AIM OF THE EXERCISE >> Copy each of the entries below faithfully, setting aside any pictures.

[Extracted data entries]

•••••

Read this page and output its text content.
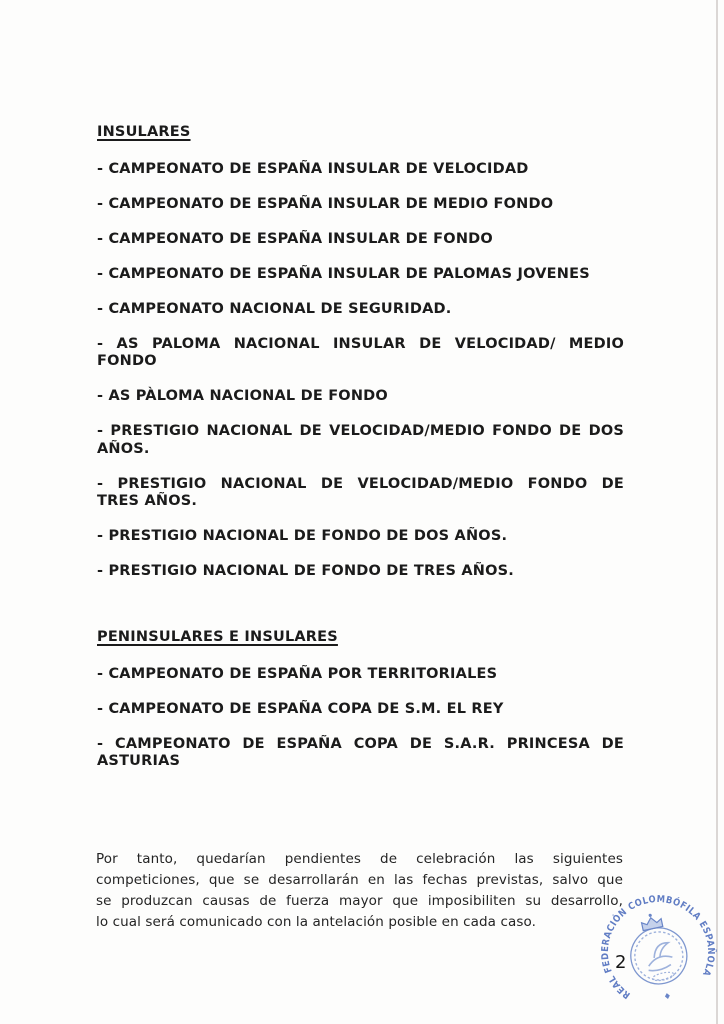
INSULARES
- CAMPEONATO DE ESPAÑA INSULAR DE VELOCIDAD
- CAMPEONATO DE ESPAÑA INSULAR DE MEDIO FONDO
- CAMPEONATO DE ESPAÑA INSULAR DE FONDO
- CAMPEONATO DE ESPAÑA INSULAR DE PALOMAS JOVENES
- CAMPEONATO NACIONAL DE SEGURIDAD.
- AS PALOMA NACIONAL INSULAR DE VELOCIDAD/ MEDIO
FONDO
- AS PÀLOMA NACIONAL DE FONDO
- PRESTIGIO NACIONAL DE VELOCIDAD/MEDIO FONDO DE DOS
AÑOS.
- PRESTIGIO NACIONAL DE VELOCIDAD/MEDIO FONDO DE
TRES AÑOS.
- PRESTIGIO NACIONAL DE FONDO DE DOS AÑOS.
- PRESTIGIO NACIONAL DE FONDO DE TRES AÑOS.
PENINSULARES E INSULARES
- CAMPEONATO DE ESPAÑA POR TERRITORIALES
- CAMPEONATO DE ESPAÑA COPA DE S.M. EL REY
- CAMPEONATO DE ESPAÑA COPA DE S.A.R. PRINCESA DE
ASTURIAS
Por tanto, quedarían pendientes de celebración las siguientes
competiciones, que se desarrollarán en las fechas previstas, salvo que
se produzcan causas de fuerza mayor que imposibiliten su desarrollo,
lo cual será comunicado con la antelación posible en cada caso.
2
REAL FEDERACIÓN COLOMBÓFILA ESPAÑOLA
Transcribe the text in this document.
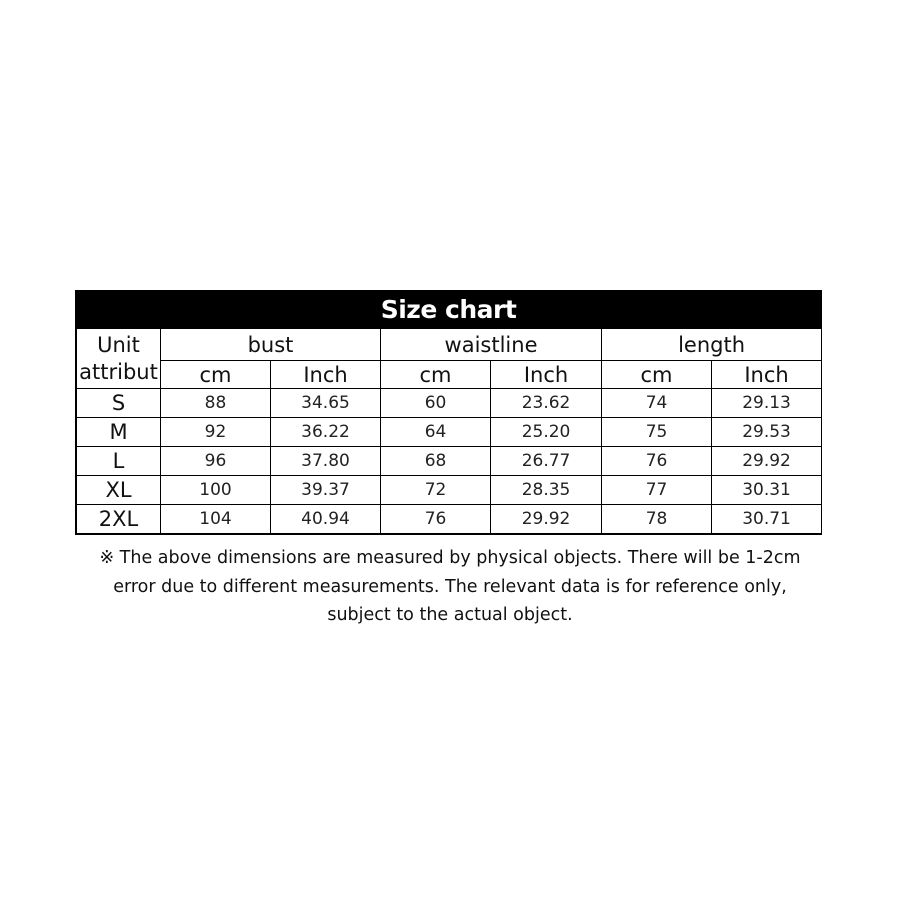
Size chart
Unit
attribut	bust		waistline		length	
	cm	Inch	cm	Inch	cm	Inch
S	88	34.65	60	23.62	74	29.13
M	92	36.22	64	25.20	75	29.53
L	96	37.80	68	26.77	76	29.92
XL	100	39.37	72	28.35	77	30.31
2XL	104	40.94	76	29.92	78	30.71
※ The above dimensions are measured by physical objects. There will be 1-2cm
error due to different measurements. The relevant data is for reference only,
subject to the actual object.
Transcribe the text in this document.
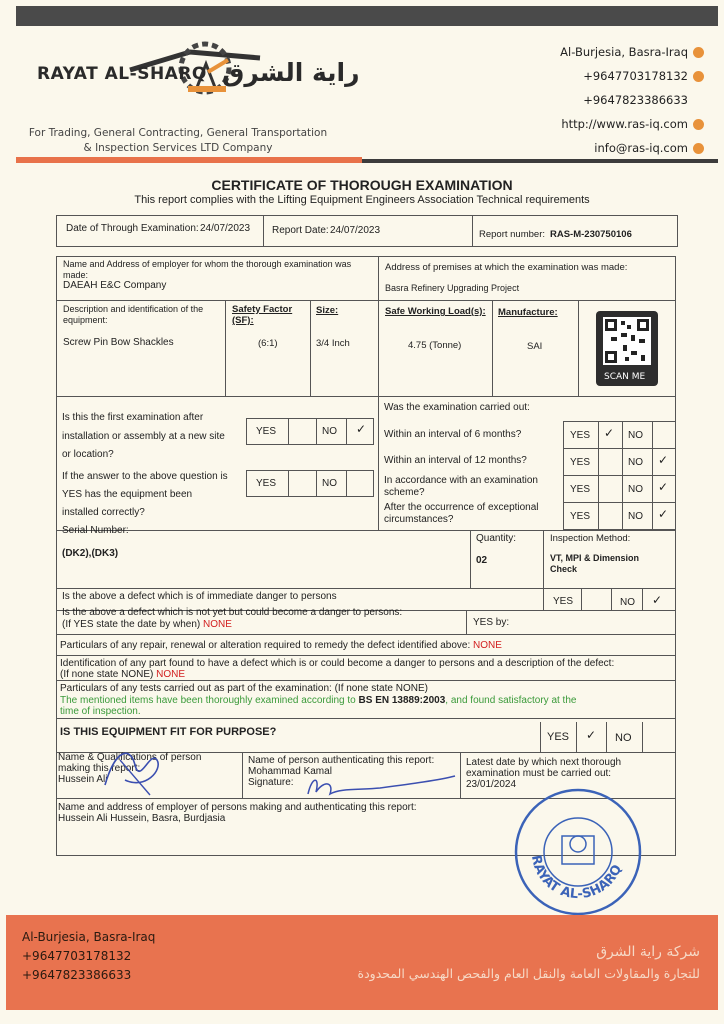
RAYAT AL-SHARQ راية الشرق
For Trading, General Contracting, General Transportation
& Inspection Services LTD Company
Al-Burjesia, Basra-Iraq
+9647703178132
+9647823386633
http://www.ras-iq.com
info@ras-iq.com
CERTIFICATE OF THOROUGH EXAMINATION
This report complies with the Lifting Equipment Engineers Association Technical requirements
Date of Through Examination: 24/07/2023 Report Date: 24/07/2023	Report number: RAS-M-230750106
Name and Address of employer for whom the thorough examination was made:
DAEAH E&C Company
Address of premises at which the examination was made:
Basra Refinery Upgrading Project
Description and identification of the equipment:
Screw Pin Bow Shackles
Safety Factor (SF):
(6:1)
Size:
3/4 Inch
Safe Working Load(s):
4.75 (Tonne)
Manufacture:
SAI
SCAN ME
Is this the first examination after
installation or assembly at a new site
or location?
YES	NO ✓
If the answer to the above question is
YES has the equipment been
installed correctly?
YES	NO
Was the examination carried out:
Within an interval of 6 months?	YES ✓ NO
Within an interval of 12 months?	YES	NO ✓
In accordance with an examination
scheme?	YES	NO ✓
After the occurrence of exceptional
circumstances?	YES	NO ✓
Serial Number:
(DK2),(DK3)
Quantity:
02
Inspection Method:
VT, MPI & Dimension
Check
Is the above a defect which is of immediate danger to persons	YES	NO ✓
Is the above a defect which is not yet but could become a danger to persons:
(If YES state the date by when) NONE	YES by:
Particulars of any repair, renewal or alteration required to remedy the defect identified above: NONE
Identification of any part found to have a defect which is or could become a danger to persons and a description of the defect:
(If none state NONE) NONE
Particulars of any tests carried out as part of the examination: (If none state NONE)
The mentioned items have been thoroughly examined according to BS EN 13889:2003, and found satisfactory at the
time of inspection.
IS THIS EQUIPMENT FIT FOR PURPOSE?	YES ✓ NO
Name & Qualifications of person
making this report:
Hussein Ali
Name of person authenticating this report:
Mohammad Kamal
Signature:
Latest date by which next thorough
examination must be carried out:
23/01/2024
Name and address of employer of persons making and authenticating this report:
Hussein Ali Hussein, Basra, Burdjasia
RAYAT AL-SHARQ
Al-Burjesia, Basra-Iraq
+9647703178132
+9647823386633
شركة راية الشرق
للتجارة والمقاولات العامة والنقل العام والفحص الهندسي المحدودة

•••••

RESULT BELOW >>
Read this page and output its text content.
INSULARES
- CAMPEONATO DE ESPAÑA INSULAR DE VELOCIDAD
- CAMPEONATO DE ESPAÑA INSULAR DE MEDIO FONDO
- CAMPEONATO DE ESPAÑA INSULAR DE FONDO
- CAMPEONATO DE ESPAÑA INSULAR DE PALOMAS JOVENES
- CAMPEONATO NACIONAL DE SEGURIDAD.
- AS PALOMA NACIONAL INSULAR DE VELOCIDAD/ MEDIO
FONDO
- AS PÀLOMA NACIONAL DE FONDO
- PRESTIGIO NACIONAL DE VELOCIDAD/MEDIO FONDO DE DOS
AÑOS.
- PRESTIGIO NACIONAL DE VELOCIDAD/MEDIO FONDO DE
TRES AÑOS.
- PRESTIGIO NACIONAL DE FONDO DE DOS AÑOS.
- PRESTIGIO NACIONAL DE FONDO DE TRES AÑOS.
PENINSULARES E INSULARES
- CAMPEONATO DE ESPAÑA POR TERRITORIALES
- CAMPEONATO DE ESPAÑA COPA DE S.M. EL REY
- CAMPEONATO DE ESPAÑA COPA DE S.A.R. PRINCESA DE
ASTURIAS
Por tanto, quedarían pendientes de celebración las siguientes
competiciones, que se desarrollarán en las fechas previstas, salvo que
se produzcan causas de fuerza mayor que imposibiliten su desarrollo,
lo cual será comunicado con la antelación posible en cada caso.
2
REAL FEDERACIÓN COLOMBÓFILA ESPAÑOLA
Transcribe the text in this document.
Size chart
Unit
attribut	bust		waistline		length	
	cm	Inch	cm	Inch	cm	Inch
S	88	34.65	60	23.62	74	29.13
M	92	36.22	64	25.20	75	29.53
L	96	37.80	68	26.77	76	29.92
XL	100	39.37	72	28.35	77	30.31
2XL	104	40.94	76	29.92	78	30.71
※ The above dimensions are measured by physical objects. There will be 1-2cm
error due to different measurements. The relevant data is for reference only,
subject to the actual object.
Transcribe the text in this document.
RAYAT AL-SHARQ راية الشرق
For Trading, General Contracting, General Transportation
& Inspection Services LTD Company
Al-Burjesia, Basra-Iraq
+9647703178132
+9647823386633
http://www.ras-iq.com
info@ras-iq.com
CERTIFICATE OF THOROUGH EXAMINATION
This report complies with the Lifting Equipment Engineers Association Technical requirements
Date of Through Examination: 24/07/2023 Report Date: 24/07/2023	Report number: RAS-M-230750106
Name and Address of employer for whom the thorough examination was made:
DAEAH E&C Company
Address of premises at which the examination was made:
Basra Refinery Upgrading Project
Description and identification of the equipment:
Screw Pin Bow Shackles
Safety Factor (SF):
(6:1)
Size:
3/4 Inch
Safe Working Load(s):
4.75 (Tonne)
Manufacture:
SAI
SCAN ME
Is this the first examination after
installation or assembly at a new site
or location?
YES	NO ✓
If the answer to the above question is
YES has the equipment been
installed correctly?
YES	NO
Was the examination carried out:
Within an interval of 6 months?	YES ✓ NO
Within an interval of 12 months?	YES	NO ✓
In accordance with an examination
scheme?	YES	NO ✓
After the occurrence of exceptional
circumstances?	YES	NO ✓
Serial Number:
(DK2),(DK3)
Quantity:
02
Inspection Method:
VT, MPI & Dimension
Check
Is the above a defect which is of immediate danger to persons	YES	NO ✓
Is the above a defect which is not yet but could become a danger to persons:
(If YES state the date by when) NONE	YES by:
Particulars of any repair, renewal or alteration required to remedy the defect identified above: NONE
Identification of any part found to have a defect which is or could become a danger to persons and a description of the defect:
(If none state NONE) NONE
Particulars of any tests carried out as part of the examination: (If none state NONE)
The mentioned items have been thoroughly examined according to BS EN 13889:2003, and found satisfactory at the
time of inspection.
IS THIS EQUIPMENT FIT FOR PURPOSE?	YES ✓ NO
Name & Qualifications of person
making this report:
Hussein Ali
Name of person authenticating this report:
Mohammad Kamal
Signature:
Latest date by which next thorough
examination must be carried out:
23/01/2024
Name and address of employer of persons making and authenticating this report:
Hussein Ali Hussein, Basra, Burdjasia
RAYAT AL-SHARQ
Al-Burjesia, Basra-Iraq
+9647703178132
+9647823386633
شركة راية الشرق
للتجارة والمقاولات العامة والنقل العام والفحص الهندسي المحدودة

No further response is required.